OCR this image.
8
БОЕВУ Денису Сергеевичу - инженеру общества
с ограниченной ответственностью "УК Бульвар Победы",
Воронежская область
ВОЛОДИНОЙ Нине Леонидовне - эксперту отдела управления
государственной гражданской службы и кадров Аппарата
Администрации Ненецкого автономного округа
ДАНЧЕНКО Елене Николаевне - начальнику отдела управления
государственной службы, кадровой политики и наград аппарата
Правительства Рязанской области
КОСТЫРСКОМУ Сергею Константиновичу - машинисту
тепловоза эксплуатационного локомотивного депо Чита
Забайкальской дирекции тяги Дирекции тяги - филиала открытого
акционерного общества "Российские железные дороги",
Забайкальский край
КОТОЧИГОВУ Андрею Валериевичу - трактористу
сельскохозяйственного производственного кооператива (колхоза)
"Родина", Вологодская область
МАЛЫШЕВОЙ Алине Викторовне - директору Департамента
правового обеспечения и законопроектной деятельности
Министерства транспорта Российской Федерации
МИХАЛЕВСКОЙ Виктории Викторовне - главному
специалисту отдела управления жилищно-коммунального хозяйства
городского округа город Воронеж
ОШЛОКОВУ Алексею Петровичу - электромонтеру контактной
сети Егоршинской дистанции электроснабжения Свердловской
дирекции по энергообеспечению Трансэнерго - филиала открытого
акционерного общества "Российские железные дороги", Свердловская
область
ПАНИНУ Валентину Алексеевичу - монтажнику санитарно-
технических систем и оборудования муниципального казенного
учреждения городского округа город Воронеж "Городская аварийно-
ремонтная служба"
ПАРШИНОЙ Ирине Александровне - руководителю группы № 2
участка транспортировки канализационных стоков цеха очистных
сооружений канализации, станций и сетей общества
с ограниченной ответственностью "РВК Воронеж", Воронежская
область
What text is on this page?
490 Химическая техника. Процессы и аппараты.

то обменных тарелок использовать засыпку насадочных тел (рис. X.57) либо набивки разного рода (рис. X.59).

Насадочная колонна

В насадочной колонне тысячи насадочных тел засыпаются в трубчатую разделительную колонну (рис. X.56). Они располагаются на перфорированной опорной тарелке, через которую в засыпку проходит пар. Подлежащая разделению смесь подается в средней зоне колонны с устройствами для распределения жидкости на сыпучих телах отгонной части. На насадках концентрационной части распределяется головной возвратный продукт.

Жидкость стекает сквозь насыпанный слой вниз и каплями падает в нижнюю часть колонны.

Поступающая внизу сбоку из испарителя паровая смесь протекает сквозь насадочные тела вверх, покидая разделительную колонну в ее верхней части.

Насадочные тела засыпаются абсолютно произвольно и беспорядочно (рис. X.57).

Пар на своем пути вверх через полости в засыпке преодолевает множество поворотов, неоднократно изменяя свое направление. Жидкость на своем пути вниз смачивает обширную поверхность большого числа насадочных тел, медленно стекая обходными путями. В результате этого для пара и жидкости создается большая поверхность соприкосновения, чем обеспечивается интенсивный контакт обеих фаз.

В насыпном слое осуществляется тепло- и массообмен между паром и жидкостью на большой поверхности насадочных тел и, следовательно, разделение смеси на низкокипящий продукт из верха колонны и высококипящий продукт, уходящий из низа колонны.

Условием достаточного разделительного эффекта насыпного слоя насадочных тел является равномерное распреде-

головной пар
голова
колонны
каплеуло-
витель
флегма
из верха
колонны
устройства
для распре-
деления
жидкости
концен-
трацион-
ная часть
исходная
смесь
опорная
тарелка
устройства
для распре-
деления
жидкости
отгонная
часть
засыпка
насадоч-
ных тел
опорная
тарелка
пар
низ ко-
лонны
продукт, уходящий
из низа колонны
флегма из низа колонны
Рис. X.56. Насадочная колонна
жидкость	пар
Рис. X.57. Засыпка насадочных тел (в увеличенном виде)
---
→ REQUEST
Faithfully reproduce all of the records, character for character.

→ FINAL RESULT
OCR this image.
8
БОЕВУ Денису Сергеевичу - инженеру общества
с ограниченной ответственностью "УК Бульвар Победы",
Воронежская область
ВОЛОДИНОЙ Нине Леонидовне - эксперту отдела управления
государственной гражданской службы и кадров Аппарата
Администрации Ненецкого автономного округа
ДАНЧЕНКО Елене Николаевне - начальнику отдела управления
государственной службы, кадровой политики и наград аппарата
Правительства Рязанской области
КОСТЫРСКОМУ Сергею Константиновичу - машинисту
тепловоза эксплуатационного локомотивного депо Чита
Забайкальской дирекции тяги Дирекции тяги - филиала открытого
акционерного общества "Российские железные дороги",
Забайкальский край
КОТОЧИГОВУ Андрею Валериевичу - трактористу
сельскохозяйственного производственного кооператива (колхоза)
"Родина", Вологодская область
МАЛЫШЕВОЙ Алине Викторовне - директору Департамента
правового обеспечения и законопроектной деятельности
Министерства транспорта Российской Федерации
МИХАЛЕВСКОЙ Виктории Викторовне - главному
специалисту отдела управления жилищно-коммунального хозяйства
городского округа город Воронеж
ОШЛОКОВУ Алексею Петровичу - электромонтеру контактной
сети Егоршинской дистанции электроснабжения Свердловской
дирекции по энергообеспечению Трансэнерго - филиала открытого
акционерного общества "Российские железные дороги", Свердловская
область
ПАНИНУ Валентину Алексеевичу - монтажнику санитарно-
технических систем и оборудования муниципального казенного
учреждения городского округа город Воронеж "Городская аварийно-
ремонтная служба"
ПАРШИНОЙ Ирине Александровне - руководителю группы № 2
участка транспортировки канализационных стоков цеха очистных
сооружений канализации, станций и сетей общества
с ограниченной ответственностью "РВК Воронеж", Воронежская
область
What text is on this page?
490 Химическая техника. Процессы и аппараты.

то обменных тарелок использовать засыпку насадочных тел (рис. X.57) либо набивки разного рода (рис. X.59).

Насадочная колонна

В насадочной колонне тысячи насадочных тел засыпаются в трубчатую разделительную колонну (рис. X.56). Они располагаются на перфорированной опорной тарелке, через которую в засыпку проходит пар. Подлежащая разделению смесь подается в средней зоне колонны с устройствами для распределения жидкости на сыпучих телах отгонной части. На насадках концентрационной части распределяется головной возвратный продукт.

Жидкость стекает сквозь насыпанный слой вниз и каплями падает в нижнюю часть колонны.

Поступающая внизу сбоку из испарителя паровая смесь протекает сквозь насадочные тела вверх, покидая разделительную колонну в ее верхней части.

Насадочные тела засыпаются абсолютно произвольно и беспорядочно (рис. X.57).

Пар на своем пути вверх через полости в засыпке преодолевает множество поворотов, неоднократно изменяя свое направление. Жидкость на своем пути вниз смачивает обширную поверхность большого числа насадочных тел, медленно стекая обходными путями. В результате этого для пара и жидкости создается большая поверхность соприкосновения, чем обеспечивается интенсивный контакт обеих фаз.

В насыпном слое осуществляется тепло- и массообмен между паром и жидкостью на большой поверхности насадочных тел и, следовательно, разделение смеси на низкокипящий продукт из верха колонны и высококипящий продукт, уходящий из низа колонны.

Условием достаточного разделительного эффекта насыпного слоя насадочных тел является равномерное распреде-

головной пар
голова
колонны
каплеуло-
витель
флегма
из верха
колонны
устройства
для распре-
деления
жидкости
концен-
трацион-
ная часть
исходная
смесь
опорная
тарелка
устройства
для распре-
деления
жидкости
отгонная
часть
засыпка
насадоч-
ных тел
опорная
тарелка
пар
низ ко-
лонны
продукт, уходящий
из низа колонны
флегма из низа колонны
Рис. X.56. Насадочная колонна
жидкость	пар
Рис. X.57. Засыпка насадочных тел (в увеличенном виде)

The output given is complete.